→ Stated exercise
Please convert the records below into a Markdown table with the columns Row and Line, numbering each line and skipping blank ones. Leave the pictures out of the table.

Image layout annotations
+++++

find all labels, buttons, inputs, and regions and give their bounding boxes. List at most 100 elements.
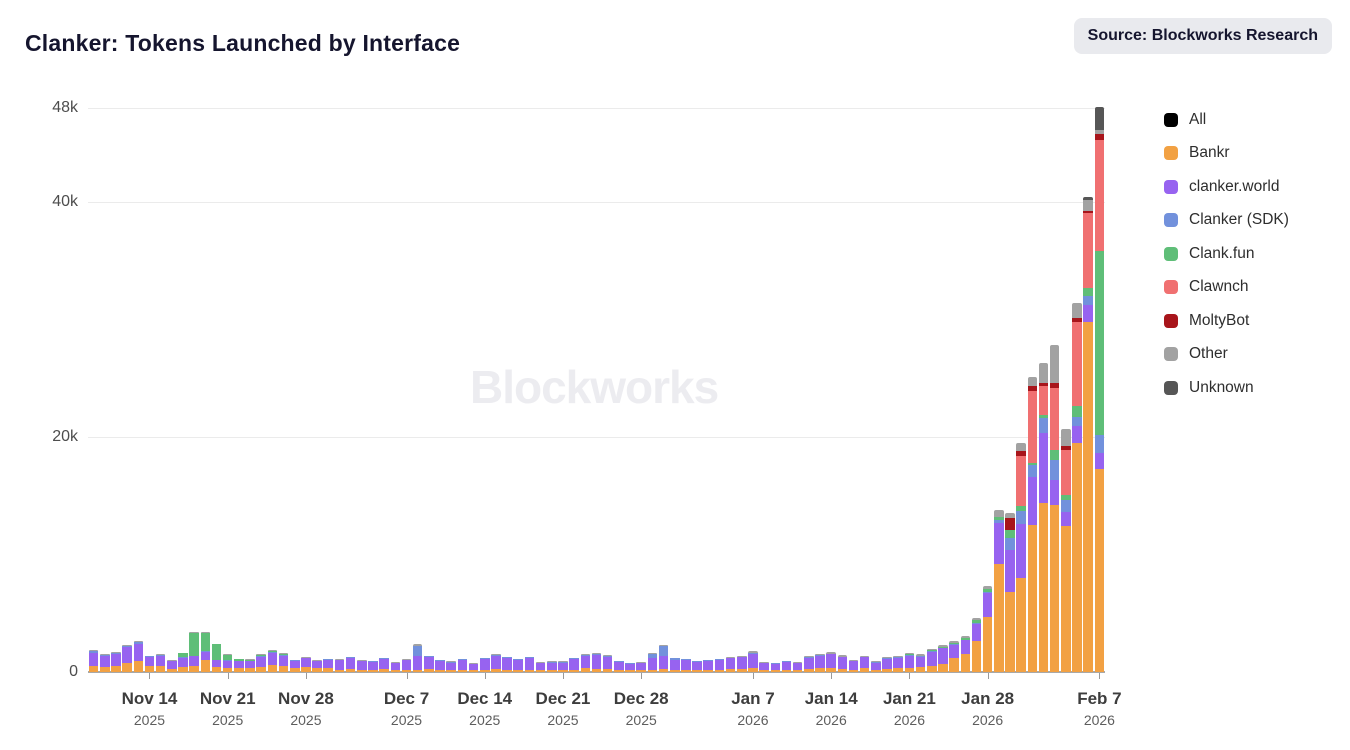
bar-nov-9[interactable] [88, 650, 99, 672]
bar-jan-31[interactable] [1016, 442, 1026, 672]
bar-jan-24[interactable] [938, 644, 948, 672]
bar-dec-31[interactable] [669, 657, 680, 672]
bar-jan-27[interactable] [971, 617, 982, 672]
bar-jan-16[interactable] [848, 660, 859, 672]
bar-nov-29[interactable] [312, 660, 322, 672]
bar-feb-4[interactable] [1061, 428, 1071, 672]
bar-dec-6[interactable] [390, 662, 401, 672]
bar-jan-9[interactable] [770, 662, 781, 672]
bar-dec-19[interactable] [535, 662, 546, 672]
bar-jan-29[interactable] [994, 509, 1004, 672]
legend-item-bankr[interactable]: Bankr [1164, 137, 1289, 171]
bar-nov-13[interactable] [133, 640, 144, 672]
legend-item-other[interactable]: Other [1164, 338, 1289, 372]
bar-jan-4[interactable] [714, 658, 725, 673]
legend-item-unknown[interactable]: Unknown [1164, 371, 1289, 405]
bar-jan-7[interactable] [748, 651, 758, 672]
bar-nov-15[interactable] [155, 654, 166, 672]
bar-dec-15[interactable] [491, 653, 501, 672]
bar-dec-28[interactable] [636, 662, 646, 672]
bar-dec-9[interactable] [424, 655, 434, 672]
legend-item-clawnch[interactable]: Clawnch [1164, 271, 1289, 305]
bar-jan-17[interactable] [859, 656, 870, 672]
bar-dec-21[interactable] [558, 661, 568, 672]
bar-nov-12[interactable] [122, 644, 132, 672]
bar-dec-11[interactable] [446, 661, 456, 672]
bar-dec-5[interactable] [379, 657, 389, 672]
bar-dec-2[interactable] [345, 656, 356, 672]
bar-dec-27[interactable] [625, 662, 635, 672]
bar-nov-24[interactable] [256, 653, 266, 672]
bar-nov-25[interactable] [267, 649, 278, 672]
bar-nov-28[interactable] [301, 657, 311, 672]
bar-feb-6[interactable] [1083, 197, 1093, 672]
bar-nov-26[interactable] [278, 653, 289, 672]
bar-nov-30[interactable] [323, 658, 334, 673]
bar-dec-24[interactable] [591, 652, 602, 672]
bar-jan-23[interactable] [926, 649, 937, 672]
bar-dec-22[interactable] [569, 657, 579, 672]
bar-jan-13[interactable] [815, 653, 825, 672]
bar-jan-3[interactable] [703, 659, 714, 672]
bar-jan-18[interactable] [871, 661, 881, 672]
bar-dec-3[interactable] [357, 660, 367, 672]
bar-jan-28[interactable] [982, 586, 993, 672]
legend-item-clanker-sdk-[interactable]: Clanker (SDK) [1164, 204, 1289, 238]
bar-feb-1[interactable] [1027, 377, 1038, 672]
legend-item-all[interactable]: All [1164, 103, 1289, 137]
bar-dec-16[interactable] [502, 656, 512, 672]
bar-dec-26[interactable] [614, 660, 624, 672]
legend-item-clanker-world[interactable]: clanker.world [1164, 170, 1289, 204]
bar-dec-20[interactable] [547, 661, 557, 672]
bar-nov-17[interactable] [178, 652, 188, 672]
bar-nov-19[interactable] [200, 632, 211, 672]
legend-item-clank-fun[interactable]: Clank.fun [1164, 237, 1289, 271]
bar-nov-11[interactable] [111, 652, 121, 672]
bar-jan-12[interactable] [804, 656, 814, 672]
bar-jan-2[interactable] [692, 660, 702, 672]
legend-item-moltybot[interactable]: MoltyBot [1164, 304, 1289, 338]
bar-jan-20[interactable] [893, 655, 904, 672]
bar-dec-7[interactable] [401, 659, 412, 672]
bar-dec-18[interactable] [524, 656, 535, 672]
bar-jan-5[interactable] [725, 657, 736, 672]
bar-dec-8[interactable] [412, 644, 423, 672]
bar-dec-14[interactable] [479, 657, 490, 672]
bar-nov-21[interactable] [222, 654, 233, 672]
bar-feb-7[interactable] [1094, 106, 1105, 672]
bar-dec-13[interactable] [468, 663, 479, 672]
bar-dec-12[interactable] [457, 658, 468, 673]
bar-nov-23[interactable] [245, 659, 255, 672]
bar-jan-8[interactable] [759, 662, 769, 672]
bar-jan-25[interactable] [949, 640, 959, 672]
bar-feb-3[interactable] [1049, 345, 1060, 672]
bar-jan-15[interactable] [837, 654, 848, 672]
bar-jan-14[interactable] [826, 652, 836, 672]
bar-jan-21[interactable] [904, 652, 915, 672]
bar-dec-10[interactable] [435, 659, 445, 672]
bar-nov-22[interactable] [234, 658, 244, 673]
bar-nov-27[interactable] [289, 659, 300, 672]
bar-nov-20[interactable] [211, 643, 222, 672]
bar-jan-11[interactable] [792, 662, 803, 672]
bar-jan-10[interactable] [781, 660, 792, 672]
bar-feb-5[interactable] [1072, 303, 1082, 672]
bar-feb-2[interactable] [1038, 362, 1049, 672]
bar-dec-25[interactable] [602, 654, 613, 672]
bar-jan-19[interactable] [882, 657, 892, 672]
bar-dec-4[interactable] [368, 660, 378, 672]
bar-dec-17[interactable] [513, 658, 524, 673]
bar-jan-6[interactable] [736, 655, 747, 672]
bar-nov-16[interactable] [167, 660, 177, 672]
bar-nov-18[interactable] [189, 632, 199, 672]
bar-dec-30[interactable] [658, 644, 669, 672]
bar-dec-1[interactable] [334, 659, 345, 672]
bar-dec-29[interactable] [647, 653, 658, 672]
bar-dec-23[interactable] [580, 653, 591, 672]
bar-jan-22[interactable] [915, 654, 926, 672]
bar-nov-14[interactable] [144, 655, 155, 672]
bar-jan-30[interactable] [1005, 513, 1015, 672]
bar-nov-10[interactable] [99, 654, 110, 672]
bar-jan-1[interactable] [681, 658, 691, 673]
bar-jan-26[interactable] [960, 636, 971, 672]
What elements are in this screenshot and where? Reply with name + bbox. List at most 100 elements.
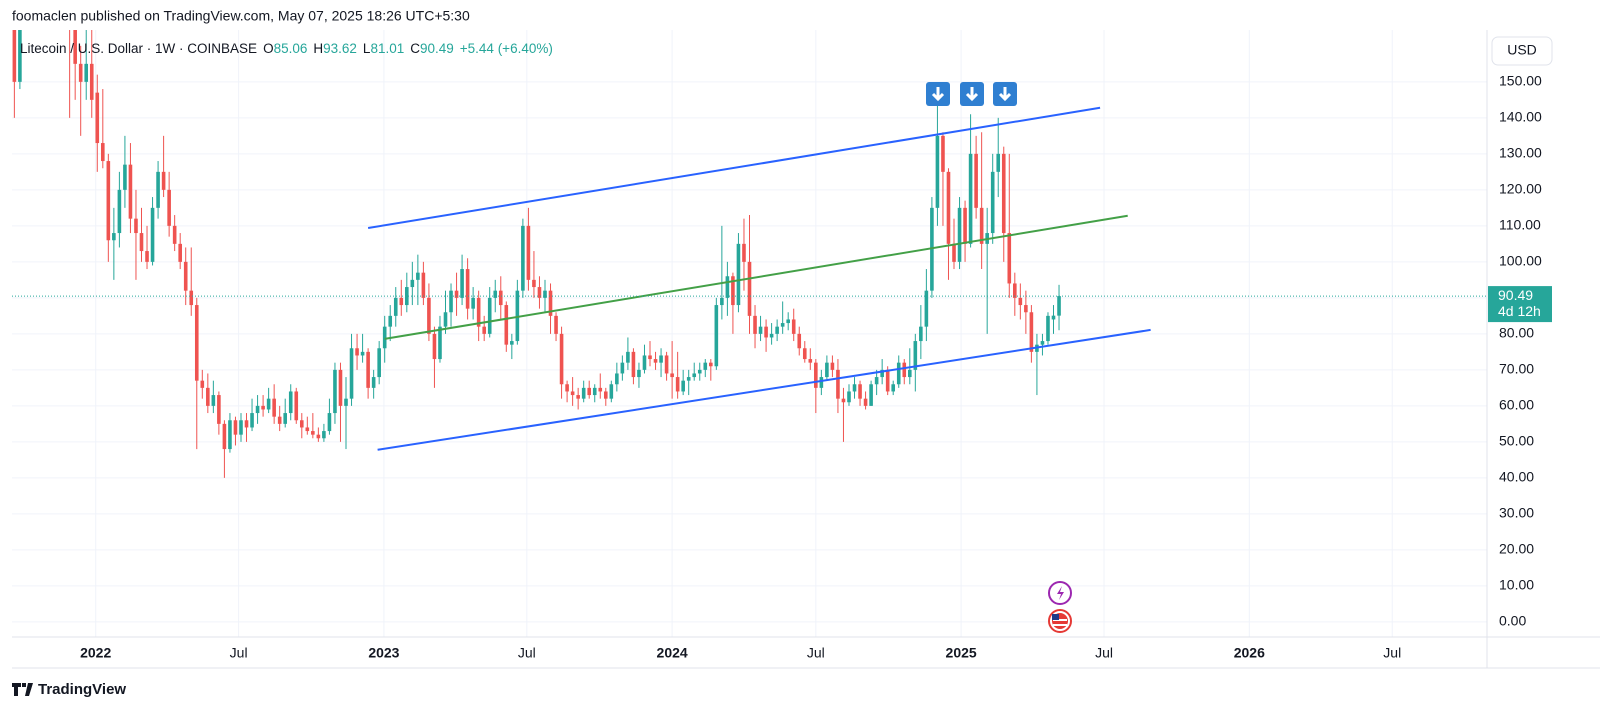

+++++

→ Exercise answer
| Row | Line |
|---|---|
| 1 | find all labels, buttons, inputs, and regions and give their bounding boxes. List at most 100 elements. |
| 2 | bar-nov-9[interactable] [88, 650, 99, 672] |
| 3 | bar-jan-31[interactable] [1016, 442, 1026, 672] |
| 4 | bar-jan-24[interactable] [938, 644, 948, 672] |
| 5 | bar-dec-31[interactable] [669, 657, 680, 672] |
| 6 | bar-jan-27[interactable] [971, 617, 982, 672] |
| 7 | bar-jan-16[interactable] [848, 660, 859, 672] |
| 8 | bar-nov-29[interactable] [312, 660, 322, 672] |
| 9 | bar-feb-4[interactable] [1061, 428, 1071, 672] |
| 10 | bar-dec-6[interactable] [390, 662, 401, 672] |
| 11 | bar-jan-9[interactable] [770, 662, 781, 672] |
| 12 | bar-dec-19[interactable] [535, 662, 546, 672] |
| 13 | bar-jan-29[interactable] [994, 509, 1004, 672] |
| 14 | legend-item-bankr[interactable]: Bankr [1164, 137, 1289, 171] |
| 15 | bar-nov-13[interactable] [133, 640, 144, 672] |
| 16 | legend-item-other[interactable]: Other [1164, 338, 1289, 372] |
| 17 | bar-jan-4[interactable] [714, 658, 725, 673] |
| 18 | legend-item-unknown[interactable]: Unknown [1164, 371, 1289, 405] |
| 19 | bar-jan-7[interactable] [748, 651, 758, 672] |
| 20 | bar-nov-15[interactable] [155, 654, 166, 672] |
| 21 | bar-dec-15[interactable] [491, 653, 501, 672] |
| 22 | bar-dec-28[interactable] [636, 662, 646, 672] |
| 23 | bar-dec-9[interactable] [424, 655, 434, 672] |
| 24 | legend-item-clawnch[interactable]: Clawnch [1164, 271, 1289, 305] |
| 25 | bar-jan-17[interactable] [859, 656, 870, 672] |
| 26 | bar-dec-21[interactable] [558, 661, 568, 672] |
| 27 | bar-nov-12[interactable] [122, 644, 132, 672] |
| 28 | bar-dec-11[interactable] [446, 661, 456, 672] |
| 29 | bar-dec-5[interactable] [379, 657, 389, 672] |
| 30 | bar-dec-2[interactable] [345, 656, 356, 672] |
| 31 | bar-dec-27[interactable] [625, 662, 635, 672] |
| 32 | bar-nov-24[interactable] [256, 653, 266, 672] |
| 33 | bar-nov-25[interactable] [267, 649, 278, 672] |
| 34 | bar-nov-28[interactable] [301, 657, 311, 672] |
| 35 | bar-feb-6[interactable] [1083, 197, 1093, 672] |
| 36 | bar-nov-26[interactable] [278, 653, 289, 672] |
| 37 | bar-nov-30[interactable] [323, 658, 334, 673] |
| 38 | bar-dec-24[interactable] [591, 652, 602, 672] |
| 39 | bar-jan-23[interactable] [926, 649, 937, 672] |
| 40 | bar-dec-22[interactable] [569, 657, 579, 672] |
| 41 | bar-jan-13[interactable] [815, 653, 825, 672] |
| 42 | bar-jan-3[interactable] [703, 659, 714, 672] |
| 43 | bar-jan-18[interactable] [871, 661, 881, 672] |
| 44 | bar-dec-3[interactable] [357, 660, 367, 672] |
| 45 | bar-jan-28[interactable] [982, 586, 993, 672] |
| 46 | legend-item-clanker-sdk-[interactable]: Clanker (SDK) [1164, 204, 1289, 238] |
| 47 | bar-feb-1[interactable] [1027, 377, 1038, 672] |
| 48 | legend-item-all[interactable]: All [1164, 103, 1289, 137] |
| 49 | bar-dec-16[interactable] [502, 656, 512, 672] |
| 50 | bar-dec-26[interactable] [614, 660, 624, 672] |
| 51 | legend-item-clanker-world[interactable]: clanker.world [1164, 170, 1289, 204] |
| 52 | bar-dec-20[interactable] [547, 661, 557, 672] |
| 53 | bar-nov-17[interactable] [178, 652, 188, 672] |
| 54 | bar-nov-19[interactable] [200, 632, 211, 672] |
| 55 | legend-item-clank-fun[interactable]: Clank.fun [1164, 237, 1289, 271] |
| 56 | bar-nov-11[interactable] [111, 652, 121, 672] |
| 57 | bar-jan-12[interactable] [804, 656, 814, 672] |
| 58 | bar-jan-2[interactable] [692, 660, 702, 672] |
| 59 | legend-item-moltybot[interactable]: MoltyBot [1164, 304, 1289, 338] |
| 60 | bar-jan-20[interactable] [893, 655, 904, 672] |
| 61 | bar-dec-7[interactable] [401, 659, 412, 672] |
| 62 | bar-dec-18[interactable] [524, 656, 535, 672] |
| 63 | bar-jan-5[interactable] [725, 657, 736, 672] |
| 64 | bar-dec-8[interactable] [412, 644, 423, 672] |
| 65 | bar-dec-14[interactable] [479, 657, 490, 672] |
| 66 | bar-nov-21[interactable] [222, 654, 233, 672] |
| 67 | bar-feb-7[interactable] [1094, 106, 1105, 672] |
| 68 | bar-dec-13[interactable] [468, 663, 479, 672] |
| 69 | bar-dec-12[interactable] [457, 658, 468, 673] |
| 70 | bar-nov-23[interactable] [245, 659, 255, 672] |
| 71 | bar-jan-8[interactable] [759, 662, 769, 672] |
| 72 | bar-jan-25[interactable] [949, 640, 959, 672] |
| 73 | bar-feb-3[interactable] [1049, 345, 1060, 672] |
| 74 | bar-jan-15[interactable] [837, 654, 848, 672] |
| 75 | bar-jan-14[interactable] [826, 652, 836, 672] |
| 76 | bar-jan-21[interactable] [904, 652, 915, 672] |
| 77 | bar-dec-10[interactable] [435, 659, 445, 672] |
| 78 | bar-nov-22[interactable] [234, 658, 244, 673] |
| 79 | bar-nov-27[interactable] [289, 659, 300, 672] |
| 80 | bar-nov-20[interactable] [211, 643, 222, 672] |
| 81 | bar-jan-11[interactable] [792, 662, 803, 672] |
| 82 | bar-jan-10[interactable] [781, 660, 792, 672] |
| 83 | bar-feb-5[interactable] [1072, 303, 1082, 672] |
| 84 | bar-feb-2[interactable] [1038, 362, 1049, 672] |
| 85 | bar-dec-25[interactable] [602, 654, 613, 672] |
| 86 | bar-jan-19[interactable] [882, 657, 892, 672] |
| 87 | bar-dec-4[interactable] [368, 660, 378, 672] |
| 88 | bar-dec-17[interactable] [513, 658, 524, 673] |
| 89 | bar-jan-6[interactable] [736, 655, 747, 672] |
| 90 | bar-nov-16[interactable] [167, 660, 177, 672] |
| 91 | bar-nov-18[interactable] [189, 632, 199, 672] |
| 92 | bar-dec-30[interactable] [658, 644, 669, 672] |
| 93 | bar-dec-1[interactable] [334, 659, 345, 672] |
| 94 | bar-dec-29[interactable] [647, 653, 658, 672] |
| 95 | bar-dec-23[interactable] [580, 653, 591, 672] |
| 96 | bar-jan-22[interactable] [915, 654, 926, 672] |
| 97 | bar-nov-14[interactable] [144, 655, 155, 672] |
| 98 | bar-jan-30[interactable] [1005, 513, 1015, 672] |
| 99 | bar-nov-10[interactable] [99, 654, 110, 672] |
| 100 | bar-jan-1[interactable] [681, 658, 691, 673] |
| 101 | bar-jan-26[interactable] [960, 636, 971, 672] |
| 102 | What elements are in this screenshot and where? Reply with name + bbox. List at most 100 elements. |